Below is a listing to transcribe in full and exactly; keep the pictures out.

[Dataset records]
==========
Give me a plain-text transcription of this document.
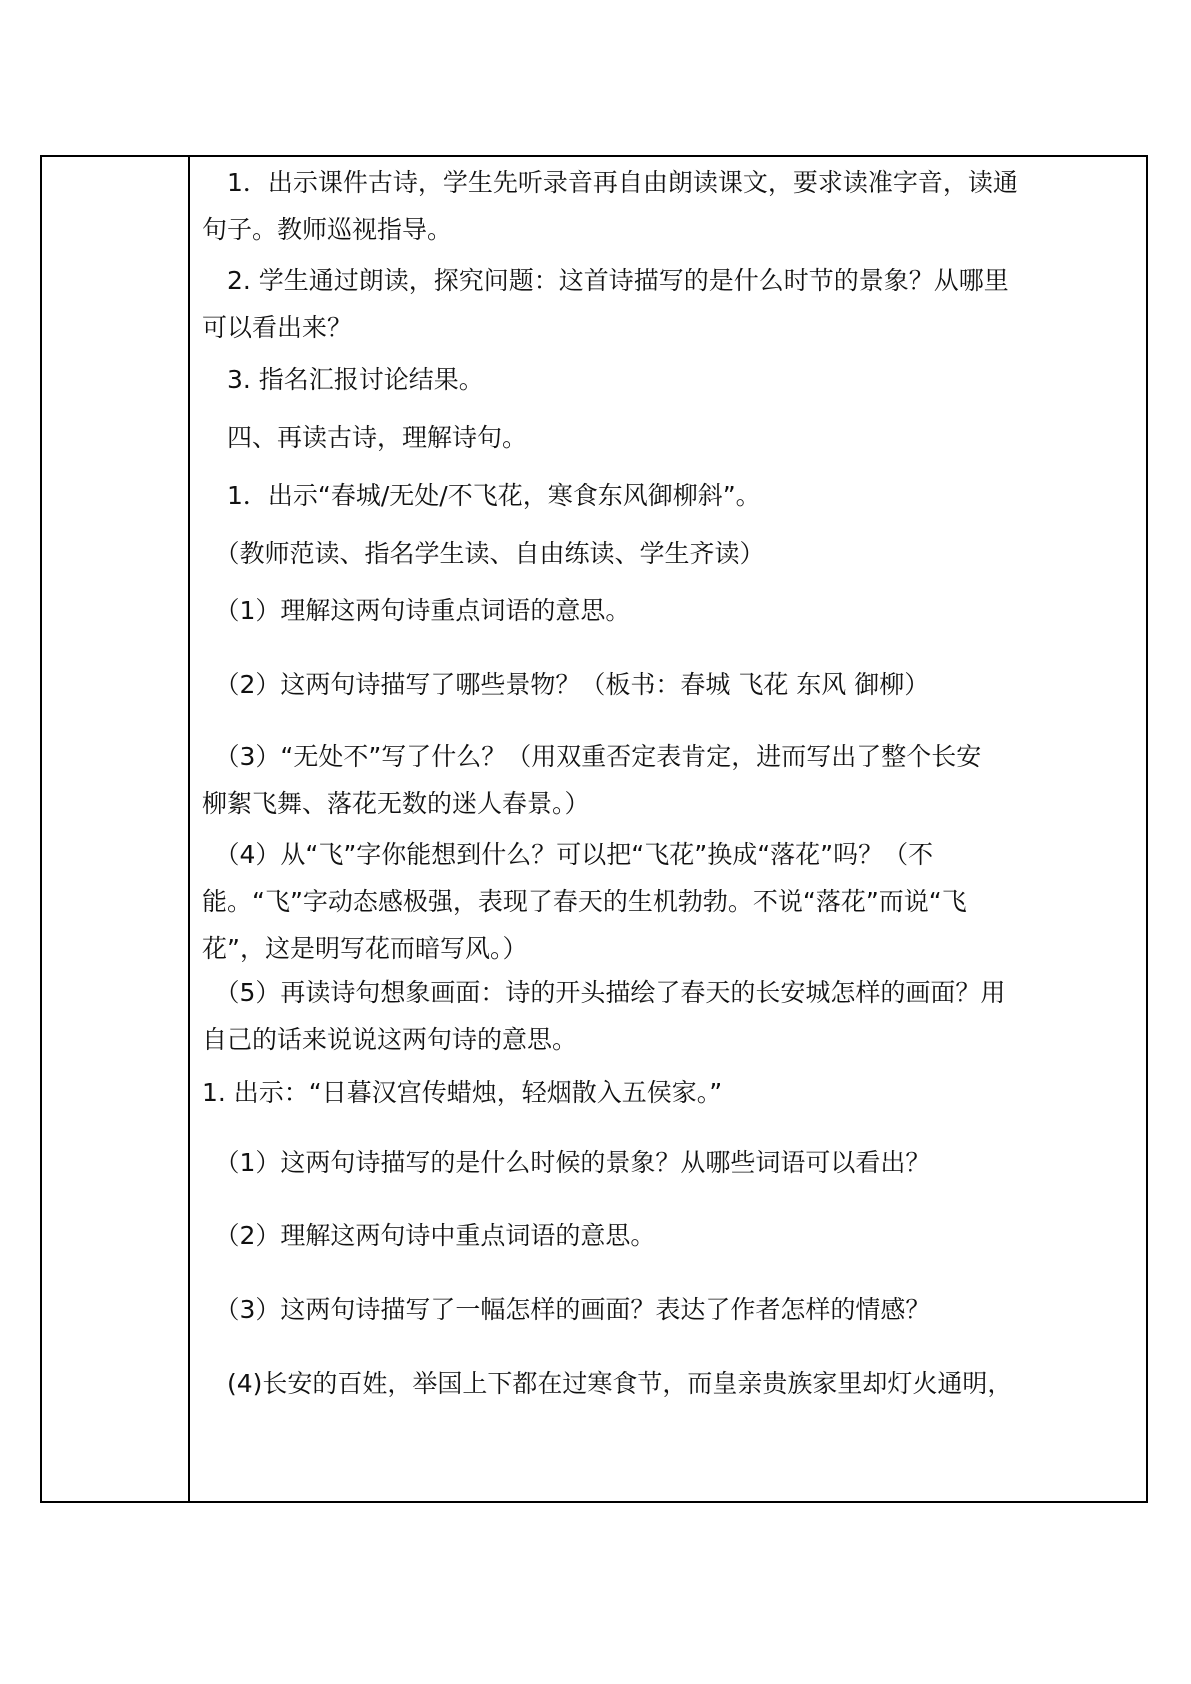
　1．出示课件古诗，学生先听录音再自由朗读课文，要求读准字音，读通
句子。教师巡视指导。
　2. 学生通过朗读，探究问题：这首诗描写的是什么时节的景象？从哪里
可以看出来？
　3. 指名汇报讨论结果。
　四、再读古诗，理解诗句。
　1．出示“春城/无处/不飞花，寒食东风御柳斜”。
　（教师范读、指名学生读、自由练读、学生齐读）
　（1）理解这两句诗重点词语的意思。
　（2）这两句诗描写了哪些景物？（板书：春城 飞花 东风 御柳）
　（3）“无处不”写了什么？（用双重否定表肯定，进而写出了整个长安
柳絮飞舞、落花无数的迷人春景。）
　（4）从“飞”字你能想到什么？可以把“飞花”换成“落花”吗？（不
能。“飞”字动态感极强，表现了春天的生机勃勃。不说“落花”而说“飞
花”，这是明写花而暗写风。）
　（5）再读诗句想象画面：诗的开头描绘了春天的长安城怎样的画面？用
自己的话来说说这两句诗的意思。
1. 出示：“日暮汉宫传蜡烛，轻烟散入五侯家。”
　（1）这两句诗描写的是什么时候的景象？从哪些词语可以看出？
　（2）理解这两句诗中重点词语的意思。
　（3）这两句诗描写了一幅怎样的画面？表达了作者怎样的情感？
　(4)长安的百姓，举国上下都在过寒食节，而皇亲贵族家里却灯火通明，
==========
• Result:
Give me a plain-text transcription of this document.
　1．出示课件古诗，学生先听录音再自由朗读课文，要求读准字音，读通
句子。教师巡视指导。
　2. 学生通过朗读，探究问题：这首诗描写的是什么时节的景象？从哪里
可以看出来？
　3. 指名汇报讨论结果。
　四、再读古诗，理解诗句。
　1．出示“春城/无处/不飞花，寒食东风御柳斜”。
　（教师范读、指名学生读、自由练读、学生齐读）
　（1）理解这两句诗重点词语的意思。
　（2）这两句诗描写了哪些景物？（板书：春城 飞花 东风 御柳）
　（3）“无处不”写了什么？（用双重否定表肯定，进而写出了整个长安
柳絮飞舞、落花无数的迷人春景。）
　（4）从“飞”字你能想到什么？可以把“飞花”换成“落花”吗？（不
能。“飞”字动态感极强，表现了春天的生机勃勃。不说“落花”而说“飞
花”，这是明写花而暗写风。）
　（5）再读诗句想象画面：诗的开头描绘了春天的长安城怎样的画面？用
自己的话来说说这两句诗的意思。
1. 出示：“日暮汉宫传蜡烛，轻烟散入五侯家。”
　（1）这两句诗描写的是什么时候的景象？从哪些词语可以看出？
　（2）理解这两句诗中重点词语的意思。
　（3）这两句诗描写了一幅怎样的画面？表达了作者怎样的情感？
　(4)长安的百姓，举国上下都在过寒食节，而皇亲贵族家里却灯火通明，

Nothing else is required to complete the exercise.